"""

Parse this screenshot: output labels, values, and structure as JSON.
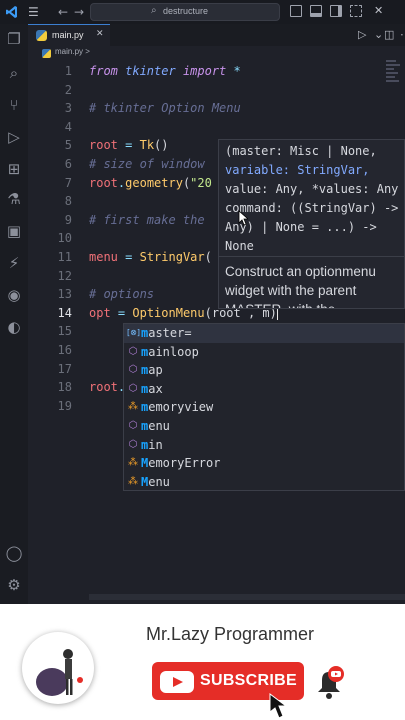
{
  "titlebar": {
    "search_text": "destructure",
    "nav_back": "←",
    "nav_forward": "→"
  },
  "tabs": [
    {
      "label": "main.py",
      "close": "✕"
    }
  ],
  "tab_tools": {
    "run": "▷",
    "split": "◫",
    "more": "⋯"
  },
  "breadcrumb": {
    "file": "main.py >"
  },
  "line_numbers": [
    "1",
    "2",
    "3",
    "4",
    "5",
    "6",
    "7",
    "8",
    "9",
    "10",
    "11",
    "12",
    "13",
    "14",
    "15",
    "16",
    "17",
    "18",
    "19"
  ],
  "active_line": "14",
  "code": {
    "l1": {
      "kw1": "from",
      "mod": " tkinter ",
      "kw2": "import",
      "star": " *"
    },
    "l3": "# tkinter Option Menu",
    "l5": {
      "var": "root",
      "eq": " = ",
      "fn": "Tk",
      "paren": "()"
    },
    "l6": "# size of window",
    "l7": {
      "var": "root",
      "dot": ".",
      "fn": "geometry",
      "paren": "(",
      "str": "\"20"
    },
    "l9": "# first make the",
    "l11": {
      "var": "menu",
      "eq": " = ",
      "fn": "StringVar",
      "paren": "("
    },
    "l13": "# options",
    "l14": {
      "var": "opt",
      "eq": " = ",
      "fn": "OptionMenu",
      "args": "(root , m)"
    },
    "l18": {
      "var": "root",
      "dot": "."
    }
  },
  "hover": {
    "sig_line1": "(master: Misc | None,",
    "sig_line2": "variable: StringVar,",
    "sig_line3": "value: Any, *values: Any",
    "sig_line4": "command: ((StringVar) ->",
    "sig_line5": "Any) | None = ...) ->",
    "sig_line6": "None",
    "doc": "Construct an optionmenu widget with the parent MASTER, with the"
  },
  "suggestions": [
    {
      "kind": "var",
      "icon": "[⊗]",
      "match": "m",
      "rest": "aster="
    },
    {
      "kind": "fn",
      "icon": "⬡",
      "match": "m",
      "rest": "ainloop"
    },
    {
      "kind": "fn",
      "icon": "⬡",
      "match": "m",
      "rest": "ap"
    },
    {
      "kind": "fn",
      "icon": "⬡",
      "match": "m",
      "rest": "ax"
    },
    {
      "kind": "cls",
      "icon": "⁂",
      "match": "m",
      "rest": "emoryview"
    },
    {
      "kind": "fn",
      "icon": "⬡",
      "match": "m",
      "rest": "enu"
    },
    {
      "kind": "fn",
      "icon": "⬡",
      "match": "m",
      "rest": "in"
    },
    {
      "kind": "cls",
      "icon": "⁂",
      "match": "M",
      "rest": "emoryError"
    },
    {
      "kind": "cls",
      "icon": "⁂",
      "match": "M",
      "rest": "enu"
    }
  ],
  "footer": {
    "channel_name": "Mr.Lazy Programmer",
    "subscribe_label": "SUBSCRIBE"
  },
  "colors": {
    "editor_bg": "#1f2129",
    "accent": "#3c7fd1",
    "subscribe_red": "#e52d27"
  }
}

"""

= Aim =
Take the data above and repeat it exactly, leaving each picture out.

= Exercise answer =
Parse this screenshot: output labels, values, and structure as JSON.
{
  "titlebar": {
    "search_text": "destructure",
    "nav_back": "←",
    "nav_forward": "→"
  },
  "tabs": [
    {
      "label": "main.py",
      "close": "✕"
    }
  ],
  "tab_tools": {
    "run": "▷",
    "split": "◫",
    "more": "⋯"
  },
  "breadcrumb": {
    "file": "main.py >"
  },
  "line_numbers": [
    "1",
    "2",
    "3",
    "4",
    "5",
    "6",
    "7",
    "8",
    "9",
    "10",
    "11",
    "12",
    "13",
    "14",
    "15",
    "16",
    "17",
    "18",
    "19"
  ],
  "active_line": "14",
  "code": {
    "l1": {
      "kw1": "from",
      "mod": " tkinter ",
      "kw2": "import",
      "star": " *"
    },
    "l3": "# tkinter Option Menu",
    "l5": {
      "var": "root",
      "eq": " = ",
      "fn": "Tk",
      "paren": "()"
    },
    "l6": "# size of window",
    "l7": {
      "var": "root",
      "dot": ".",
      "fn": "geometry",
      "paren": "(",
      "str": "\"20"
    },
    "l9": "# first make the",
    "l11": {
      "var": "menu",
      "eq": " = ",
      "fn": "StringVar",
      "paren": "("
    },
    "l13": "# options",
    "l14": {
      "var": "opt",
      "eq": " = ",
      "fn": "OptionMenu",
      "args": "(root , m)"
    },
    "l18": {
      "var": "root",
      "dot": "."
    }
  },
  "hover": {
    "sig_line1": "(master: Misc | None,",
    "sig_line2": "variable: StringVar,",
    "sig_line3": "value: Any, *values: Any",
    "sig_line4": "command: ((StringVar) ->",
    "sig_line5": "Any) | None = ...) ->",
    "sig_line6": "None",
    "doc": "Construct an optionmenu widget with the parent MASTER, with the"
  },
  "suggestions": [
    {
      "kind": "var",
      "icon": "[⊗]",
      "match": "m",
      "rest": "aster="
    },
    {
      "kind": "fn",
      "icon": "⬡",
      "match": "m",
      "rest": "ainloop"
    },
    {
      "kind": "fn",
      "icon": "⬡",
      "match": "m",
      "rest": "ap"
    },
    {
      "kind": "fn",
      "icon": "⬡",
      "match": "m",
      "rest": "ax"
    },
    {
      "kind": "cls",
      "icon": "⁂",
      "match": "m",
      "rest": "emoryview"
    },
    {
      "kind": "fn",
      "icon": "⬡",
      "match": "m",
      "rest": "enu"
    },
    {
      "kind": "fn",
      "icon": "⬡",
      "match": "m",
      "rest": "in"
    },
    {
      "kind": "cls",
      "icon": "⁂",
      "match": "M",
      "rest": "emoryError"
    },
    {
      "kind": "cls",
      "icon": "⁂",
      "match": "M",
      "rest": "enu"
    }
  ],
  "footer": {
    "channel_name": "Mr.Lazy Programmer",
    "subscribe_label": "SUBSCRIBE"
  },
  "colors": {
    "editor_bg": "#1f2129",
    "accent": "#3c7fd1",
    "subscribe_red": "#e52d27"
  }
}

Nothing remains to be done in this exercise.